> **EXERCISE A**: Repeat the lines of the listing exactly, from its first line through the line that contains "square-c4[interactable]: ♔ <box>94".

> **TEXT PASSAGE**:
------------------------

Smartphones are small, easy to misplace, easy to drop and shatter. All of those pictures, videos and messages from loved ones — what happens to them when your phone is lost, stolen or breaks?
You may have “locked” one or more messages to keep them from accidentally getting deleted, but that’s not the same as having a backup.
I’m pretty thorough when it comes to backups — even text messages. It’s free, it’s easy and I never worry about losing memories, pictures, recipes or any important messages. I don’t have to “star” or “lock” any text messages for saving because they’re all backed up to the cloud automatically.
I’m going to show you how to backup contacts and text messages on Android in this article. I’ve used both Android and iPhone devices and several different methods to backup my data. I use SMSBackup+ on Android to backup my messages to Gmail, and I’ll show you how to do the same here. I’ll also touch on some of the other apps available in the Play Store, in case you’d rather have your backups on an SD card or another cloud solution.
I’ll briefly cover exporting messages yourself, in case you want to learn how to backup text messages on Android without an app. It’s possible, but depends on the user’s phone and version of Android — some versions do not allow users to import/export messages to an SD card.
How to Backup Text Messages on Android Without an App
Since some users may not want to install an app, I’ll show you how to backup text messages on Android to an SD card. Ideally, you would do this twice, storing one SD card in a safe place in case you lose the other.
This process will be tedious if you’re backing up more than a few messages. You’ll have to open the message you want to backup and tap the “options” or “menu” button on your screen. Look for an option that says “save” or “export” and select your SD card.

------------------------

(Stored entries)
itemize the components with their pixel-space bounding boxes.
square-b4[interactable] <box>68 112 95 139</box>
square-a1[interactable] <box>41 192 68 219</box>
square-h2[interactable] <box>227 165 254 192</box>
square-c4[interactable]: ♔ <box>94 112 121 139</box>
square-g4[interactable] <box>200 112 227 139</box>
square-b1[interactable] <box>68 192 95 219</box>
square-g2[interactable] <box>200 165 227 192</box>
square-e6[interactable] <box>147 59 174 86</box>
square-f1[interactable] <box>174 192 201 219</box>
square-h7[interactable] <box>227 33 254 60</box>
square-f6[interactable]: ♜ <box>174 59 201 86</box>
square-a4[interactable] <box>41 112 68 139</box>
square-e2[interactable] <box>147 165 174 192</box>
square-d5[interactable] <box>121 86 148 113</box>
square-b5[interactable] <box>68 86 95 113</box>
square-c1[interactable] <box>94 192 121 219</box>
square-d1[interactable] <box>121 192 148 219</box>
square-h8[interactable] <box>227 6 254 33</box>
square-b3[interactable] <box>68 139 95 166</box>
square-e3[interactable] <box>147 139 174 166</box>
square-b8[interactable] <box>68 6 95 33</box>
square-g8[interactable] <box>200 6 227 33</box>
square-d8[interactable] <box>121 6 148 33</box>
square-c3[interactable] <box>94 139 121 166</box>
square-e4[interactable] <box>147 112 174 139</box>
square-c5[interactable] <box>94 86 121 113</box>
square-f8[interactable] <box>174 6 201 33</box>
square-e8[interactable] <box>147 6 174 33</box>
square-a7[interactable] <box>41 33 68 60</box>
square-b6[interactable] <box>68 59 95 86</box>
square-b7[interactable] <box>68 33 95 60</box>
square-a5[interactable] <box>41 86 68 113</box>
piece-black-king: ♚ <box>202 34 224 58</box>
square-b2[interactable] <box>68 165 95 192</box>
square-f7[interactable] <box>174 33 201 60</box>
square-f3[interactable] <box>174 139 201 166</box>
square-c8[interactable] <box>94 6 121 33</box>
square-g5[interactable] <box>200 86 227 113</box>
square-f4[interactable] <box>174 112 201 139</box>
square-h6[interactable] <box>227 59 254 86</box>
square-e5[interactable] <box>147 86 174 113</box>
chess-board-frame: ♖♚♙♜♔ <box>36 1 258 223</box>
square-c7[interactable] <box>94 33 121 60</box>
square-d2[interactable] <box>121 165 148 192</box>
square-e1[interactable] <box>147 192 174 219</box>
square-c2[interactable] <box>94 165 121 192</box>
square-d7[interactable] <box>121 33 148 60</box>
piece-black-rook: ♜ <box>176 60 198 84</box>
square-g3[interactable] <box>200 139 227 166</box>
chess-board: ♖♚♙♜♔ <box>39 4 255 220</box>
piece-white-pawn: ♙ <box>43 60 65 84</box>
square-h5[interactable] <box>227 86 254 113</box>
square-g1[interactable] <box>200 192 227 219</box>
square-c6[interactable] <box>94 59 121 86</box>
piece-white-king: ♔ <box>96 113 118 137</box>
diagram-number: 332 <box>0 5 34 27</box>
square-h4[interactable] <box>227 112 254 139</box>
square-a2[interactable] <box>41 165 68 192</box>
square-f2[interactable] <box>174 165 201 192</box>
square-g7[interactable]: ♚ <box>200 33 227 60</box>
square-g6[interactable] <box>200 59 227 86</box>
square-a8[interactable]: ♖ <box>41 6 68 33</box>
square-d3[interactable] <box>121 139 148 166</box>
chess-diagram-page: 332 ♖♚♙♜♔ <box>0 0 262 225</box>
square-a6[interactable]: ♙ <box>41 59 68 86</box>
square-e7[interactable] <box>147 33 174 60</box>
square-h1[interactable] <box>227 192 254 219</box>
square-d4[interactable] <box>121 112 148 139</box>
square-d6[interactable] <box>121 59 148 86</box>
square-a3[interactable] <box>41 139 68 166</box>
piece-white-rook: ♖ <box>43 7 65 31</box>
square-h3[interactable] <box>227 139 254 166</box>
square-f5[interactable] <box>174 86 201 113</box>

------------------------

> **EXERCISE B**: Reproduce the passage of the article on backing up Android text messages from "I’m going to" to "messages to an SD card." word for word.

> **FULL RESPONSE A**:
itemize the components with their pixel-space bounding boxes.
square-b4[interactable] <box>68 112 95 139</box>
square-a1[interactable] <box>41 192 68 219</box>
square-h2[interactable] <box>227 165 254 192</box>
square-c4[interactable]: ♔ <box>94 112 121 139</box>

> **FULL RESPONSE B**:
I’m going to show you how to backup contacts and text messages on Android in this article. I’ve used both Android and iPhone devices and several different methods to backup my data. I use SMSBackup+ on Android to backup my messages to Gmail, and I’ll show you how to do the same here. I’ll also touch on some of the other apps available in the Play Store, in case you’d rather have your backups on an SD card or another cloud solution.
I’ll briefly cover exporting messages yourself, in case you want to learn how to backup text messages on Android without an app. It’s possible, but depends on the user’s phone and version of Android — some versions do not allow users to import/export messages to an SD card.